## DIRECTIONS FOR THIS TASK
Copy out all lines that carry the word "Schulzentrum".

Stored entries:
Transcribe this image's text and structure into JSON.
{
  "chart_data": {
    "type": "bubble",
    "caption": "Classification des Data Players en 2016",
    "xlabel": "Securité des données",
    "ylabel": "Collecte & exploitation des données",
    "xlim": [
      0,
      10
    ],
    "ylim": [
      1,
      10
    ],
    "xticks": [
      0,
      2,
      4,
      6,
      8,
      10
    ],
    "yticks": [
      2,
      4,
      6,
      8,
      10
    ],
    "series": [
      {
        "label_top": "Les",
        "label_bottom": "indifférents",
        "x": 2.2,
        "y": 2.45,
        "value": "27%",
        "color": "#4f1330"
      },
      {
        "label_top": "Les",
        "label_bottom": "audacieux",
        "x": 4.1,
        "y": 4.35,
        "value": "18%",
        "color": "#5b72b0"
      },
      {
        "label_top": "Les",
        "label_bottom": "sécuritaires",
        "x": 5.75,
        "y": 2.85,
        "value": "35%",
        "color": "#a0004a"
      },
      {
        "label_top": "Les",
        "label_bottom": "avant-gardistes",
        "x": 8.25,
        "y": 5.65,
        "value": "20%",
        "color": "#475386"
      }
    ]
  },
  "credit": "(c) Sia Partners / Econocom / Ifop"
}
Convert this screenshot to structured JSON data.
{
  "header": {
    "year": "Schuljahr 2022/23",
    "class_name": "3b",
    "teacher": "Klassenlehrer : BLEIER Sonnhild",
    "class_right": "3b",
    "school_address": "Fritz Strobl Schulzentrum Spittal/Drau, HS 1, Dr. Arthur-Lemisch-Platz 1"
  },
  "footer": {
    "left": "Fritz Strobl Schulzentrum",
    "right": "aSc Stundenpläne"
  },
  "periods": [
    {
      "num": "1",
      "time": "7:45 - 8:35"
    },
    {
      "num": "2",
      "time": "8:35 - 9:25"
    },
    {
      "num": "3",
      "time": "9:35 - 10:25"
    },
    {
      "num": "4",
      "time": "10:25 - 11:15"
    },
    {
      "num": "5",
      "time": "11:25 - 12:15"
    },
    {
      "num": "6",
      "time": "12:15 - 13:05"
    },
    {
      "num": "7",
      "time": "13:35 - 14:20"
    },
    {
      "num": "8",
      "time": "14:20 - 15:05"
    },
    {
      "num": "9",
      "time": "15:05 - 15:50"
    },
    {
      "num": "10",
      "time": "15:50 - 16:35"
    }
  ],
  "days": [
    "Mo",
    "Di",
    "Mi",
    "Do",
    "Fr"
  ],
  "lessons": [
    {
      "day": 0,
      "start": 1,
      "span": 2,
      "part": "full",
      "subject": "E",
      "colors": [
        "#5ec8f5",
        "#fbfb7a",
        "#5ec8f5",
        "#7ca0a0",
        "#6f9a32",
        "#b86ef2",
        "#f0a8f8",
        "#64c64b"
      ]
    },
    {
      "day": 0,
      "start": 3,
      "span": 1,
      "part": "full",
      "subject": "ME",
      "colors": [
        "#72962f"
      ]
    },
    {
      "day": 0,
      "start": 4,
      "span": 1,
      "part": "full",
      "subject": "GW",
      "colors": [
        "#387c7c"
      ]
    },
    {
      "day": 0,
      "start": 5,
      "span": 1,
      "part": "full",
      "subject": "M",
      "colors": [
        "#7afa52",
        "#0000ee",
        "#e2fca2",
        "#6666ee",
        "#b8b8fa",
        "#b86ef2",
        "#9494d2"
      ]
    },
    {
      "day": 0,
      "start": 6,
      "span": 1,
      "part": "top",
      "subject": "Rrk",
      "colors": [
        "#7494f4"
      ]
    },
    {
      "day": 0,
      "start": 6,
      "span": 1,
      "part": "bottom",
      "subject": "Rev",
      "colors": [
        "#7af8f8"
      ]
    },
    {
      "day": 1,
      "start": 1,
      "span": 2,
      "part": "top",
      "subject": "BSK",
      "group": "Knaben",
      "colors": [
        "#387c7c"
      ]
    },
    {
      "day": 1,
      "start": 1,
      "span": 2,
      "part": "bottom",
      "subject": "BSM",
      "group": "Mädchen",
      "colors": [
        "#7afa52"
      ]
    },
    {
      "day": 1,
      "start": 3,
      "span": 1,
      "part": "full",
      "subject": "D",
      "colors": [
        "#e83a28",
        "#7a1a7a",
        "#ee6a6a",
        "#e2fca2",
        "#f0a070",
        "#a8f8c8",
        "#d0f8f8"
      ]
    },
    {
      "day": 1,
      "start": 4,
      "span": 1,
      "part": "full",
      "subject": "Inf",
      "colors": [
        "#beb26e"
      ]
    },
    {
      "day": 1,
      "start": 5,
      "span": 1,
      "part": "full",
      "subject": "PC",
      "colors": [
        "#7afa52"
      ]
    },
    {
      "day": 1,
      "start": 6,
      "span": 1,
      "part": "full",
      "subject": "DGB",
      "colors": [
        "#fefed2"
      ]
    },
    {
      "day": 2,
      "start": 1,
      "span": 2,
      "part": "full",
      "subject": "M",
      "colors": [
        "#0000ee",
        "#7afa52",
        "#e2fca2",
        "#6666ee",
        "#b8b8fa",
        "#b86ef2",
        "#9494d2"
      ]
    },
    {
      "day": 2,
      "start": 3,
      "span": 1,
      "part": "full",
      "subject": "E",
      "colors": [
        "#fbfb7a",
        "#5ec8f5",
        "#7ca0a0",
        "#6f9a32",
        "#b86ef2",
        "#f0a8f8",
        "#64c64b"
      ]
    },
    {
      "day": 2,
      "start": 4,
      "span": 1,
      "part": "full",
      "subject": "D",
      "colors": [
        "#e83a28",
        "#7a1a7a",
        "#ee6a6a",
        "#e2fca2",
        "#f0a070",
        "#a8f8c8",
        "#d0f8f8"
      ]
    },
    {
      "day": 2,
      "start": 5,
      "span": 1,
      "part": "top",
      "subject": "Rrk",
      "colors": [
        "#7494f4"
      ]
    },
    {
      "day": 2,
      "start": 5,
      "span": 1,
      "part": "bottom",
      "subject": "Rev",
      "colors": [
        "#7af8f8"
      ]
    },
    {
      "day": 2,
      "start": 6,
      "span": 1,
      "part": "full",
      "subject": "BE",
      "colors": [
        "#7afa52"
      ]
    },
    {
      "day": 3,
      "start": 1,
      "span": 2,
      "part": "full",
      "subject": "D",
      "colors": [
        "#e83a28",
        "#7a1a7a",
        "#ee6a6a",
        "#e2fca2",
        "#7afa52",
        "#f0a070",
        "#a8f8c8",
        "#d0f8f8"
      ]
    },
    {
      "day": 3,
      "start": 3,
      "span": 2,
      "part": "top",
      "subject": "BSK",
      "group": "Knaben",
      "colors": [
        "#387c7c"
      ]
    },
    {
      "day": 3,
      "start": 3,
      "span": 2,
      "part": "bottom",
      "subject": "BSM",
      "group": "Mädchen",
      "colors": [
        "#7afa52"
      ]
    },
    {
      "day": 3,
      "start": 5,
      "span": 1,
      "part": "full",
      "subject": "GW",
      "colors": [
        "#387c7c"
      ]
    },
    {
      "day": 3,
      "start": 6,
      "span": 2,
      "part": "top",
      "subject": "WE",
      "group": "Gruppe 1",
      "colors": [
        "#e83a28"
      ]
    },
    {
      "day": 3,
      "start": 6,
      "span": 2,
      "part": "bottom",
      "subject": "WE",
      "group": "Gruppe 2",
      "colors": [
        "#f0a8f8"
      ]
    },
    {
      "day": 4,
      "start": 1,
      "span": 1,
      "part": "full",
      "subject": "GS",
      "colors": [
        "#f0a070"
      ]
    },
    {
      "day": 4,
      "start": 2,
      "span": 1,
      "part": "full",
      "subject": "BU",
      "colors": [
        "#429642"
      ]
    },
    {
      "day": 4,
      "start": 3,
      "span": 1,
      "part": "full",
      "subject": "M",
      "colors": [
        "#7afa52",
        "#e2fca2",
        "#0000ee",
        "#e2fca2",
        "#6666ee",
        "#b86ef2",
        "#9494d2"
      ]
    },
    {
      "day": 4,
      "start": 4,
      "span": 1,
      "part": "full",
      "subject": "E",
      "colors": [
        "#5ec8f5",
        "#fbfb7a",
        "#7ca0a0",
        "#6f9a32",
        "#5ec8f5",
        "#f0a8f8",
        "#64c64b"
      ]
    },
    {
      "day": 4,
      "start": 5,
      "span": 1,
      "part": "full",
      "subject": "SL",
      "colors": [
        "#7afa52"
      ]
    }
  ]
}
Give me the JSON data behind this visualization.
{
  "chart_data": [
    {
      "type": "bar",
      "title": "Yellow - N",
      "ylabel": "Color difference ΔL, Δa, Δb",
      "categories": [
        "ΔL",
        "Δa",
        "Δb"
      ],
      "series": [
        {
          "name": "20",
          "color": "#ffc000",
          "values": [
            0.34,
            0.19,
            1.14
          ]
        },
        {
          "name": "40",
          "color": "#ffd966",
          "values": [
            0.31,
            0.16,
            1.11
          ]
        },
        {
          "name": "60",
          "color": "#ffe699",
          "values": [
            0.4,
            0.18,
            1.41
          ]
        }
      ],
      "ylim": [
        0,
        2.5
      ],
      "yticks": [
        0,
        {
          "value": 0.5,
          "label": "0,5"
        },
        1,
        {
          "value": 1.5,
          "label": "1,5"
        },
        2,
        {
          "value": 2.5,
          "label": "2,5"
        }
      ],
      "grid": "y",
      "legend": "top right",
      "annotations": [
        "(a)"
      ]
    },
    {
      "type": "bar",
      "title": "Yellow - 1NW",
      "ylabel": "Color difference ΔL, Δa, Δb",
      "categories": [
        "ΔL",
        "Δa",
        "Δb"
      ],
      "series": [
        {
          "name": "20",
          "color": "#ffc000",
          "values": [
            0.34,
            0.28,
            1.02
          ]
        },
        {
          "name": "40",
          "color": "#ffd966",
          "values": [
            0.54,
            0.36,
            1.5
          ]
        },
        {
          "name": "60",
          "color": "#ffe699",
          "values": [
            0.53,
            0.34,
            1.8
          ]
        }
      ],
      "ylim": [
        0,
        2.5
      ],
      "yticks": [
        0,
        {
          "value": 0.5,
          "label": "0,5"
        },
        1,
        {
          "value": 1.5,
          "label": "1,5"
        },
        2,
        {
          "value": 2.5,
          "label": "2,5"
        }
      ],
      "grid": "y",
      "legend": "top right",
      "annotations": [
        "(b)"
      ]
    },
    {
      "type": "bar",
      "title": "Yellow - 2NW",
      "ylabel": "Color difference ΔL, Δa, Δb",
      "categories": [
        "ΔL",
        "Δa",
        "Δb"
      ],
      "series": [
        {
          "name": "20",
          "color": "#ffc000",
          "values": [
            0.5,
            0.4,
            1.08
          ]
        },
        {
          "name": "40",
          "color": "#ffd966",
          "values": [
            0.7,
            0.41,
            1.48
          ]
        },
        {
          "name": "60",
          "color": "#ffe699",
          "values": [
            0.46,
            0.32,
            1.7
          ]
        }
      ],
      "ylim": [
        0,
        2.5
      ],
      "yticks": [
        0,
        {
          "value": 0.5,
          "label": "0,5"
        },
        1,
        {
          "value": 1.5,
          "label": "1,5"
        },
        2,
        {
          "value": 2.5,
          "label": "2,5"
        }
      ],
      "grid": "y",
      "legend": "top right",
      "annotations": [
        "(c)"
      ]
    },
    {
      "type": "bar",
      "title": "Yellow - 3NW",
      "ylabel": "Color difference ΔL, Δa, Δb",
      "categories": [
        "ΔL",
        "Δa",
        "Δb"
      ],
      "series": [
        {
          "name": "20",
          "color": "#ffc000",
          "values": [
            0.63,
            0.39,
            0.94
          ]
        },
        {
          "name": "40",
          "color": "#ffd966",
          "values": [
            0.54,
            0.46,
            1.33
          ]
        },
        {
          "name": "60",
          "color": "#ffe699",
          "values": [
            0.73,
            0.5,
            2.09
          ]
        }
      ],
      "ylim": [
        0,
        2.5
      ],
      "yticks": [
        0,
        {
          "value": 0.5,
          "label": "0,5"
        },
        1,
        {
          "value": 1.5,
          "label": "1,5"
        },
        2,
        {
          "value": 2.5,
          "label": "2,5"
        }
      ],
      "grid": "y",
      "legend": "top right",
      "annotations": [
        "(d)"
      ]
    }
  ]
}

## WRITTEN ANSWER
    "school_address": "Fritz Strobl Schulzentrum Spittal/Drau, HS 1, Dr. Arthur-Lemisch-Platz 1"
    "left": "Fritz Strobl Schulzentrum",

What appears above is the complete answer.